• [INSTRUCTIONS FOR THE TASK] Write out the rows below as a numbered list, skipping any blank lines.

• [DATA SECTION]

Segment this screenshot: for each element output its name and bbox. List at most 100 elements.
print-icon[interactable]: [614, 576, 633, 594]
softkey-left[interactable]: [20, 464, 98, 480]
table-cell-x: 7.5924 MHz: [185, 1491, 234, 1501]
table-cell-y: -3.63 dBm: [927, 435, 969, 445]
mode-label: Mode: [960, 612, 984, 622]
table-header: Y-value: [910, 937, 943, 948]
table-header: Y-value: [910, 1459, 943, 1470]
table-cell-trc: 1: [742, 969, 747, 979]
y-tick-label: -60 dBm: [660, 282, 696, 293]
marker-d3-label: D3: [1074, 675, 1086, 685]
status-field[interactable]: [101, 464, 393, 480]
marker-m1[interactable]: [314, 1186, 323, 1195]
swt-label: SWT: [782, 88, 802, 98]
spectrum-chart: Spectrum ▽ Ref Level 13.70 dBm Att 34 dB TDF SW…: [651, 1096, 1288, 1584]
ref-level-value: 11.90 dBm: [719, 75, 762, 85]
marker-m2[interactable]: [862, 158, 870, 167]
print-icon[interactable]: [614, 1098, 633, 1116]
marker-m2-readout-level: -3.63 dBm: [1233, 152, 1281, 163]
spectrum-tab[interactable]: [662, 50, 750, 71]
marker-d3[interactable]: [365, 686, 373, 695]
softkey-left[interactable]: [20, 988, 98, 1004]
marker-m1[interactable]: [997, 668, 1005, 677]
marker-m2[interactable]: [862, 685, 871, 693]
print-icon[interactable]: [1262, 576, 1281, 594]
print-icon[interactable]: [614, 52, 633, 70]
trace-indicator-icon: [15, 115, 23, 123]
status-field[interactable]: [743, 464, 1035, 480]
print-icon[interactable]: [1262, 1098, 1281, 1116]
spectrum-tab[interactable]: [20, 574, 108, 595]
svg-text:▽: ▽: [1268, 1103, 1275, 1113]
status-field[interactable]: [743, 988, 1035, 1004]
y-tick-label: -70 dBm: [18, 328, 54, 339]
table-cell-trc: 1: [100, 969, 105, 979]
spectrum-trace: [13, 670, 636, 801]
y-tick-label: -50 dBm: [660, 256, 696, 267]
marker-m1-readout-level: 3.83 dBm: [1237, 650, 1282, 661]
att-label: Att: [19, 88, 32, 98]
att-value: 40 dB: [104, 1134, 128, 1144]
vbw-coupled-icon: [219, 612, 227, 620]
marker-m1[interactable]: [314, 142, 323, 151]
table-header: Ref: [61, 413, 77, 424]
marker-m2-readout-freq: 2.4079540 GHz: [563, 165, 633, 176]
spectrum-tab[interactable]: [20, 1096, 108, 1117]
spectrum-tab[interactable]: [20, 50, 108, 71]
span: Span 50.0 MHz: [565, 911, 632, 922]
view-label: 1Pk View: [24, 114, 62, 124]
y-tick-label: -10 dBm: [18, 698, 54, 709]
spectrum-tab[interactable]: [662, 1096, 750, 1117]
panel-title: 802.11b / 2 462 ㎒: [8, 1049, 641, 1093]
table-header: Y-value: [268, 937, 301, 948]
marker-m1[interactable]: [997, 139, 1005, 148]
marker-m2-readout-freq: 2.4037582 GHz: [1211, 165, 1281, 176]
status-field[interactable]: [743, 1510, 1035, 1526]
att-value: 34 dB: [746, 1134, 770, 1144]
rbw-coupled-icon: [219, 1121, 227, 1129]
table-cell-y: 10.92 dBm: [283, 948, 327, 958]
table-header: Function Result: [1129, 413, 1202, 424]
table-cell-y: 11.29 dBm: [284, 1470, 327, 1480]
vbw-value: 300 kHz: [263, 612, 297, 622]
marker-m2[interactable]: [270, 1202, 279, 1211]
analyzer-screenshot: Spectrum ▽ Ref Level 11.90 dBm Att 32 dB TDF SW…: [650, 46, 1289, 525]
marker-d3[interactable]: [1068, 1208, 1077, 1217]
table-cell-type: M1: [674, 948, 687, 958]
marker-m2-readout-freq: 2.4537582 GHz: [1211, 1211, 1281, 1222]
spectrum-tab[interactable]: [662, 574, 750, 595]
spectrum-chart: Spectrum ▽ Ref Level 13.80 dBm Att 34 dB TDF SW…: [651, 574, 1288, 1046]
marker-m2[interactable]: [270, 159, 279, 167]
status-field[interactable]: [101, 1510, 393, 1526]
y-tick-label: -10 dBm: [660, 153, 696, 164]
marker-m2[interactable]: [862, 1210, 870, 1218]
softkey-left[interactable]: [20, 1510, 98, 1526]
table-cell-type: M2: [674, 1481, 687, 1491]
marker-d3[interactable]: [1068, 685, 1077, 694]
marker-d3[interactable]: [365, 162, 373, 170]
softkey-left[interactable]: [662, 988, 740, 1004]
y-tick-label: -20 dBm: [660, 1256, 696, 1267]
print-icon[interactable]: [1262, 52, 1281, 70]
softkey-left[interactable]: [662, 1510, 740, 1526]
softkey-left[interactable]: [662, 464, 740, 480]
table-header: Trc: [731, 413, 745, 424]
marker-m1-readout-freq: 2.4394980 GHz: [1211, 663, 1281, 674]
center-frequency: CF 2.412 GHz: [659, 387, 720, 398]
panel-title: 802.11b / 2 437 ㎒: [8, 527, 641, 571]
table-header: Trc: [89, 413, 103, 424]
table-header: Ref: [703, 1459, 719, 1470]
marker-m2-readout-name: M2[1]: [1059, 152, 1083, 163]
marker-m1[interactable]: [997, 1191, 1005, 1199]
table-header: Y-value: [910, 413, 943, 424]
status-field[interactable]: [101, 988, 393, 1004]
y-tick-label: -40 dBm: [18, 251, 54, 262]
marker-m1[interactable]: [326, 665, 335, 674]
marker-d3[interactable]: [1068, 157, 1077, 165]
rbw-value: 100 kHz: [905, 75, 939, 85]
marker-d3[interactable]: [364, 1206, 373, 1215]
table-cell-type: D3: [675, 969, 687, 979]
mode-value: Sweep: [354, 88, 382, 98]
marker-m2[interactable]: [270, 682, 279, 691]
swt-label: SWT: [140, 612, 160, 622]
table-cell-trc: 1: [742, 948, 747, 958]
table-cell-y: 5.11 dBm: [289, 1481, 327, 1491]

• [FINAL ANSWER]
1. Segment this screenshot: for each element output its name and bbox. List at most 100 elements.
2. print-icon[interactable]: [614, 576, 633, 594]
3. softkey-left[interactable]: [20, 464, 98, 480]
4. table-cell-x: 7.5924 MHz: [185, 1491, 234, 1501]
5. table-cell-y: -3.63 dBm: [927, 435, 969, 445]
6. mode-label: Mode: [960, 612, 984, 622]
7. table-header: Y-value: [910, 937, 943, 948]
8. table-header: Y-value: [910, 1459, 943, 1470]
9. table-cell-trc: 1: [742, 969, 747, 979]
10. y-tick-label: -60 dBm: [660, 282, 696, 293]
11. marker-d3-label: D3: [1074, 675, 1086, 685]
12. status-field[interactable]: [101, 464, 393, 480]
13. marker-m1[interactable]: [314, 1186, 323, 1195]
14. swt-label: SWT: [782, 88, 802, 98]
15. spectrum-chart: Spectrum ▽ Ref Level 13.70 dBm Att 34 dB TDF SW…: [651, 1096, 1288, 1584]
16. ref-level-value: 11.90 dBm: [719, 75, 762, 85]
17. marker-m2[interactable]: [862, 158, 870, 167]
18. print-icon[interactable]: [614, 1098, 633, 1116]
19. marker-m2-readout-level: -3.63 dBm: [1233, 152, 1281, 163]
20. spectrum-tab[interactable]: [662, 50, 750, 71]
21. marker-d3[interactable]: [365, 686, 373, 695]
22. softkey-left[interactable]: [20, 988, 98, 1004]
23. marker-m1[interactable]: [997, 668, 1005, 677]
24. marker-m2[interactable]: [862, 685, 871, 693]
25. print-icon[interactable]: [1262, 576, 1281, 594]
26. print-icon[interactable]: [614, 52, 633, 70]
27. trace-indicator-icon: [15, 115, 23, 123]
28. status-field[interactable]: [743, 464, 1035, 480]
29. print-icon[interactable]: [1262, 1098, 1281, 1116]
30. spectrum-tab[interactable]: [20, 574, 108, 595]
31. svg-text:▽: ▽: [1268, 1103, 1275, 1113]
32. status-field[interactable]: [743, 988, 1035, 1004]
33. y-tick-label: -70 dBm: [18, 328, 54, 339]
34. table-cell-trc: 1: [100, 969, 105, 979]
35. spectrum-trace: [13, 670, 636, 801]
36. y-tick-label: -50 dBm: [660, 256, 696, 267]
37. marker-m1-readout-level: 3.83 dBm: [1237, 650, 1282, 661]
38. att-label: Att: [19, 88, 32, 98]
39. att-value: 40 dB: [104, 1134, 128, 1144]
40. vbw-coupled-icon: [219, 612, 227, 620]
41. marker-m1[interactable]: [314, 142, 323, 151]
42. table-header: Ref: [61, 413, 77, 424]
43. marker-m2-readout-freq: 2.4079540 GHz: [563, 165, 633, 176]
44. spectrum-tab[interactable]: [20, 1096, 108, 1117]
45. spectrum-tab[interactable]: [20, 50, 108, 71]
46. span: Span 50.0 MHz: [565, 911, 632, 922]
47. view-label: 1Pk View: [24, 114, 62, 124]
48. y-tick-label: -10 dBm: [18, 698, 54, 709]
49. spectrum-tab[interactable]: [662, 1096, 750, 1117]
50. panel-title: 802.11b / 2 462 ㎒: [8, 1049, 641, 1093]
51. table-header: Y-value: [268, 937, 301, 948]
52. marker-m1[interactable]: [997, 139, 1005, 148]
53. marker-m2-readout-freq: 2.4037582 GHz: [1211, 165, 1281, 176]
54. status-field[interactable]: [743, 1510, 1035, 1526]
55. att-value: 34 dB: [746, 1134, 770, 1144]
56. rbw-coupled-icon: [219, 1121, 227, 1129]
57. table-cell-y: 10.92 dBm: [283, 948, 327, 958]
58. table-header: Function Result: [1129, 413, 1202, 424]
59. table-cell-y: 11.29 dBm: [284, 1470, 327, 1480]
60. vbw-value: 300 kHz: [263, 612, 297, 622]
61. marker-m2[interactable]: [270, 1202, 279, 1211]
62. analyzer-screenshot: Spectrum ▽ Ref Level 11.90 dBm Att 32 dB TDF SW…: [650, 46, 1289, 525]
63. marker-d3[interactable]: [1068, 1208, 1077, 1217]
64. table-cell-type: M1: [674, 948, 687, 958]
65. marker-m2-readout-freq: 2.4537582 GHz: [1211, 1211, 1281, 1222]
66. spectrum-tab[interactable]: [662, 574, 750, 595]
67. spectrum-chart: Spectrum ▽ Ref Level 13.80 dBm Att 34 dB TDF SW…: [651, 574, 1288, 1046]
68. marker-m2[interactable]: [270, 159, 279, 167]
69. status-field[interactable]: [101, 1510, 393, 1526]
70. y-tick-label: -10 dBm: [660, 153, 696, 164]
71. marker-m2[interactable]: [862, 1210, 870, 1218]
72. softkey-left[interactable]: [20, 1510, 98, 1526]
73. table-cell-type: M2: [674, 1481, 687, 1491]
74. marker-d3[interactable]: [1068, 685, 1077, 694]
75. marker-d3[interactable]: [365, 162, 373, 170]
76. softkey-left[interactable]: [662, 988, 740, 1004]
77. y-tick-label: -20 dBm: [660, 1256, 696, 1267]
78. print-icon[interactable]: [1262, 52, 1281, 70]
79. softkey-left[interactable]: [662, 1510, 740, 1526]
80. softkey-left[interactable]: [662, 464, 740, 480]
81. table-header: Trc: [731, 413, 745, 424]
82. marker-m1-readout-freq: 2.4394980 GHz: [1211, 663, 1281, 674]
83. center-frequency: CF 2.412 GHz: [659, 387, 720, 398]
84. panel-title: 802.11b / 2 437 ㎒: [8, 527, 641, 571]
85. table-header: Trc: [89, 413, 103, 424]
86. table-header: Ref: [703, 1459, 719, 1470]
87. marker-m2-readout-name: M2[1]: [1059, 152, 1083, 163]
88. marker-m1[interactable]: [997, 1191, 1005, 1199]
89. table-header: Y-value: [910, 413, 943, 424]
90. status-field[interactable]: [101, 988, 393, 1004]
91. y-tick-label: -40 dBm: [18, 251, 54, 262]
92. marker-m1[interactable]: [326, 665, 335, 674]
93. marker-d3[interactable]: [1068, 157, 1077, 165]
94. rbw-value: 100 kHz: [905, 75, 939, 85]
95. marker-d3[interactable]: [364, 1206, 373, 1215]
96. table-cell-type: D3: [675, 969, 687, 979]
97. mode-value: Sweep: [354, 88, 382, 98]
98. marker-m2[interactable]: [270, 682, 279, 691]
99. swt-label: SWT: [140, 612, 160, 622]
100. table-cell-trc: 1: [742, 948, 747, 958]
101. table-cell-y: 5.11 dBm: [289, 1481, 327, 1491]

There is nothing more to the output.